>> begin MATERIAL PROVIDED

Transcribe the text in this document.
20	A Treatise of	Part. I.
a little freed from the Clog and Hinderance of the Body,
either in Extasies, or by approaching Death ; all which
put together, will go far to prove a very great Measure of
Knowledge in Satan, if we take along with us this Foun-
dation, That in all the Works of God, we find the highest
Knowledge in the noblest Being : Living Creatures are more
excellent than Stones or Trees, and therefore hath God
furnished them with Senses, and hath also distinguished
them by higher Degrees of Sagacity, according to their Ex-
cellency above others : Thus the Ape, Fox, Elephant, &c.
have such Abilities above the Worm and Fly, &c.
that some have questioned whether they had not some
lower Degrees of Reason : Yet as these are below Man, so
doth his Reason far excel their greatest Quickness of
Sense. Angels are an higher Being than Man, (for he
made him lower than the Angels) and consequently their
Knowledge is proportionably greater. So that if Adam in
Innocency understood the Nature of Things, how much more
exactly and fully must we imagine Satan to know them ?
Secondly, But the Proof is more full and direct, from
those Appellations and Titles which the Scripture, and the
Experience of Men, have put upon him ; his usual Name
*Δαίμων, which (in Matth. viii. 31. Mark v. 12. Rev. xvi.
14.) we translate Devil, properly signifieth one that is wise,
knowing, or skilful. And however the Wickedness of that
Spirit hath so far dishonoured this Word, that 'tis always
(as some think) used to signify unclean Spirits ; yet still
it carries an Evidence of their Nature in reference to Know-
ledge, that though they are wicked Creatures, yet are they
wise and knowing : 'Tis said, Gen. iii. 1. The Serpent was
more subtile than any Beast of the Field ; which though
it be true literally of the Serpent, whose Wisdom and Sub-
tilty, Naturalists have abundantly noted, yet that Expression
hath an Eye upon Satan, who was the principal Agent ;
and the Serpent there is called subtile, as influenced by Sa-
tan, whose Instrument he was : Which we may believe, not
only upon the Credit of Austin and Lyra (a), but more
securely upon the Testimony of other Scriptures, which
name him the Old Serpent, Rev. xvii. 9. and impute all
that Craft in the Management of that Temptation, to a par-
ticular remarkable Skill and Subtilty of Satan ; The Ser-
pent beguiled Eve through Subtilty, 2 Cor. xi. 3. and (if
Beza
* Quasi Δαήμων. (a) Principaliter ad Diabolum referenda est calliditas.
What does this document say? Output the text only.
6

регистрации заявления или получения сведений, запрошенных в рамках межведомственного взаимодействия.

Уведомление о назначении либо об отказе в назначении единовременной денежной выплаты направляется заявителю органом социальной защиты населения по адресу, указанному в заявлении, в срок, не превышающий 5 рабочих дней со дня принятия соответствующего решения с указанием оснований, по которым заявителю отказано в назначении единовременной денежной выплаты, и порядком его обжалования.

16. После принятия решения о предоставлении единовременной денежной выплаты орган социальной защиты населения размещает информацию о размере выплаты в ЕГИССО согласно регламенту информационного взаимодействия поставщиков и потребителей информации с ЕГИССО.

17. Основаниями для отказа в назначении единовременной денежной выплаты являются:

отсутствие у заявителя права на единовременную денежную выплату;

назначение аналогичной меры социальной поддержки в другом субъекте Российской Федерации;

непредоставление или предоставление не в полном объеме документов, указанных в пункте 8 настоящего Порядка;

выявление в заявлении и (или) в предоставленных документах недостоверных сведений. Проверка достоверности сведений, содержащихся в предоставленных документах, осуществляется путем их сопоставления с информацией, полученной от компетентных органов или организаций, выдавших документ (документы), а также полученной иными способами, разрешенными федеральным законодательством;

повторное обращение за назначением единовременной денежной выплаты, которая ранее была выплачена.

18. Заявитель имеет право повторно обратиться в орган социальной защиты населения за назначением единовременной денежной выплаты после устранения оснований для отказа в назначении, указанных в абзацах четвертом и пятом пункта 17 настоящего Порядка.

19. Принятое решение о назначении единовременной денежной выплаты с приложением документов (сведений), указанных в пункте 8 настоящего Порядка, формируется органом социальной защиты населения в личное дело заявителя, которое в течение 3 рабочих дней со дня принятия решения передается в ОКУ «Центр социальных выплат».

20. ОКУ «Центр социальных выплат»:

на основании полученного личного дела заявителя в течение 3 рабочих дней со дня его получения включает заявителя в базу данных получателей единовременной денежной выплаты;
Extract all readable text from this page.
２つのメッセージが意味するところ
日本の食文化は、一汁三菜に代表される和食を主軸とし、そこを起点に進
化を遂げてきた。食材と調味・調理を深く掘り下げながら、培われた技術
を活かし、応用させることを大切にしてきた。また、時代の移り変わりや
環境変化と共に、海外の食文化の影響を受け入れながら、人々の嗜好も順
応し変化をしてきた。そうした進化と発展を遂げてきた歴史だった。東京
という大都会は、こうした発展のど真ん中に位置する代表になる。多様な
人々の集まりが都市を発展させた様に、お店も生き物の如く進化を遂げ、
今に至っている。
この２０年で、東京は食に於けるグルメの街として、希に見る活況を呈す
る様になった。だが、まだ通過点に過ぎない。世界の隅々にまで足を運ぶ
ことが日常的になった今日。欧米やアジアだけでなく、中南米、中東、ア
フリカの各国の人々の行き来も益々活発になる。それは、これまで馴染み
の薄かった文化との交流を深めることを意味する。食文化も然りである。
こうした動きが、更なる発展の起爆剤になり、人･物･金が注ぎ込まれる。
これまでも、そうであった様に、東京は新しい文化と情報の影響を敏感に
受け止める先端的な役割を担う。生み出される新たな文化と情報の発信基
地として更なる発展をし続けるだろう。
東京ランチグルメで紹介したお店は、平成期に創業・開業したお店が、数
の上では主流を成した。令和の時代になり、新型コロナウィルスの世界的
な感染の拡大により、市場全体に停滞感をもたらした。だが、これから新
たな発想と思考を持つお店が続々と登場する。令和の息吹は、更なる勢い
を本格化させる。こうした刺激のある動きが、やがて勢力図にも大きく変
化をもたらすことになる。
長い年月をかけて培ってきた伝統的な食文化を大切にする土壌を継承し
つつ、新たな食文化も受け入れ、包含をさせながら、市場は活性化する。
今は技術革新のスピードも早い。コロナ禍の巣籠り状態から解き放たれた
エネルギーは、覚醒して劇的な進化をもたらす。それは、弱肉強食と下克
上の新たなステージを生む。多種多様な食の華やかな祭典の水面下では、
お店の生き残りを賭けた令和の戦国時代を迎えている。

>> end MATERIAL PROVIDED

**EXERCISE**
Emit the full listing verbatim.

**EXERCISE OUTPUT**
Transcribe the text in this document.
20	A Treatise of	Part. I.
a little freed from the Clog and Hinderance of the Body,
either in Extasies, or by approaching Death ; all which
put together, will go far to prove a very great Measure of
Knowledge in Satan, if we take along with us this Foun-
dation, That in all the Works of God, we find the highest
Knowledge in the noblest Being : Living Creatures are more
excellent than Stones or Trees, and therefore hath God
furnished them with Senses, and hath also distinguished
them by higher Degrees of Sagacity, according to their Ex-
cellency above others : Thus the Ape, Fox, Elephant, &c.
have such Abilities above the Worm and Fly, &c.
that some have questioned whether they had not some
lower Degrees of Reason : Yet as these are below Man, so
doth his Reason far excel their greatest Quickness of
Sense. Angels are an higher Being than Man, (for he
made him lower than the Angels) and consequently their
Knowledge is proportionably greater. So that if Adam in
Innocency understood the Nature of Things, how much more
exactly and fully must we imagine Satan to know them ?
Secondly, But the Proof is more full and direct, from
those Appellations and Titles which the Scripture, and the
Experience of Men, have put upon him ; his usual Name
*Δαίμων, which (in Matth. viii. 31. Mark v. 12. Rev. xvi.
14.) we translate Devil, properly signifieth one that is wise,
knowing, or skilful. And however the Wickedness of that
Spirit hath so far dishonoured this Word, that 'tis always
(as some think) used to signify unclean Spirits ; yet still
it carries an Evidence of their Nature in reference to Know-
ledge, that though they are wicked Creatures, yet are they
wise and knowing : 'Tis said, Gen. iii. 1. The Serpent was
more subtile than any Beast of the Field ; which though
it be true literally of the Serpent, whose Wisdom and Sub-
tilty, Naturalists have abundantly noted, yet that Expression
hath an Eye upon Satan, who was the principal Agent ;
and the Serpent there is called subtile, as influenced by Sa-
tan, whose Instrument he was : Which we may believe, not
only upon the Credit of Austin and Lyra (a), but more
securely upon the Testimony of other Scriptures, which
name him the Old Serpent, Rev. xvii. 9. and impute all
that Craft in the Management of that Temptation, to a par-
ticular remarkable Skill and Subtilty of Satan ; The Ser-
pent beguiled Eve through Subtilty, 2 Cor. xi. 3. and (if
Beza
* Quasi Δαήμων. (a) Principaliter ad Diabolum referenda est calliditas.
What does this document say? Output the text only.
6

регистрации заявления или получения сведений, запрошенных в рамках межведомственного взаимодействия.

Уведомление о назначении либо об отказе в назначении единовременной денежной выплаты направляется заявителю органом социальной защиты населения по адресу, указанному в заявлении, в срок, не превышающий 5 рабочих дней со дня принятия соответствующего решения с указанием оснований, по которым заявителю отказано в назначении единовременной денежной выплаты, и порядком его обжалования.

16. После принятия решения о предоставлении единовременной денежной выплаты орган социальной защиты населения размещает информацию о размере выплаты в ЕГИССО согласно регламенту информационного взаимодействия поставщиков и потребителей информации с ЕГИССО.

17. Основаниями для отказа в назначении единовременной денежной выплаты являются:

отсутствие у заявителя права на единовременную денежную выплату;

назначение аналогичной меры социальной поддержки в другом субъекте Российской Федерации;

непредоставление или предоставление не в полном объеме документов, указанных в пункте 8 настоящего Порядка;

выявление в заявлении и (или) в предоставленных документах недостоверных сведений. Проверка достоверности сведений, содержащихся в предоставленных документах, осуществляется путем их сопоставления с информацией, полученной от компетентных органов или организаций, выдавших документ (документы), а также полученной иными способами, разрешенными федеральным законодательством;

повторное обращение за назначением единовременной денежной выплаты, которая ранее была выплачена.

18. Заявитель имеет право повторно обратиться в орган социальной защиты населения за назначением единовременной денежной выплаты после устранения оснований для отказа в назначении, указанных в абзацах четвертом и пятом пункта 17 настоящего Порядка.

19. Принятое решение о назначении единовременной денежной выплаты с приложением документов (сведений), указанных в пункте 8 настоящего Порядка, формируется органом социальной защиты населения в личное дело заявителя, которое в течение 3 рабочих дней со дня принятия решения передается в ОКУ «Центр социальных выплат».

20. ОКУ «Центр социальных выплат»:

на основании полученного личного дела заявителя в течение 3 рабочих дней со дня его получения включает заявителя в базу данных получателей единовременной денежной выплаты;
Extract all readable text from this page.
２つのメッセージが意味するところ
日本の食文化は、一汁三菜に代表される和食を主軸とし、そこを起点に進
化を遂げてきた。食材と調味・調理を深く掘り下げながら、培われた技術
を活かし、応用させることを大切にしてきた。また、時代の移り変わりや
環境変化と共に、海外の食文化の影響を受け入れながら、人々の嗜好も順
応し変化をしてきた。そうした進化と発展を遂げてきた歴史だった。東京
という大都会は、こうした発展のど真ん中に位置する代表になる。多様な
人々の集まりが都市を発展させた様に、お店も生き物の如く進化を遂げ、
今に至っている。
この２０年で、東京は食に於けるグルメの街として、希に見る活況を呈す
る様になった。だが、まだ通過点に過ぎない。世界の隅々にまで足を運ぶ
ことが日常的になった今日。欧米やアジアだけでなく、中南米、中東、ア
フリカの各国の人々の行き来も益々活発になる。それは、これまで馴染み
の薄かった文化との交流を深めることを意味する。食文化も然りである。
こうした動きが、更なる発展の起爆剤になり、人･物･金が注ぎ込まれる。
これまでも、そうであった様に、東京は新しい文化と情報の影響を敏感に
受け止める先端的な役割を担う。生み出される新たな文化と情報の発信基
地として更なる発展をし続けるだろう。
東京ランチグルメで紹介したお店は、平成期に創業・開業したお店が、数
の上では主流を成した。令和の時代になり、新型コロナウィルスの世界的
な感染の拡大により、市場全体に停滞感をもたらした。だが、これから新
たな発想と思考を持つお店が続々と登場する。令和の息吹は、更なる勢い
を本格化させる。こうした刺激のある動きが、やがて勢力図にも大きく変
化をもたらすことになる。
長い年月をかけて培ってきた伝統的な食文化を大切にする土壌を継承し
つつ、新たな食文化も受け入れ、包含をさせながら、市場は活性化する。
今は技術革新のスピードも早い。コロナ禍の巣籠り状態から解き放たれた
エネルギーは、覚醒して劇的な進化をもたらす。それは、弱肉強食と下克
上の新たなステージを生む。多種多様な食の華やかな祭典の水面下では、
お店の生き残りを賭けた令和の戦国時代を迎えている。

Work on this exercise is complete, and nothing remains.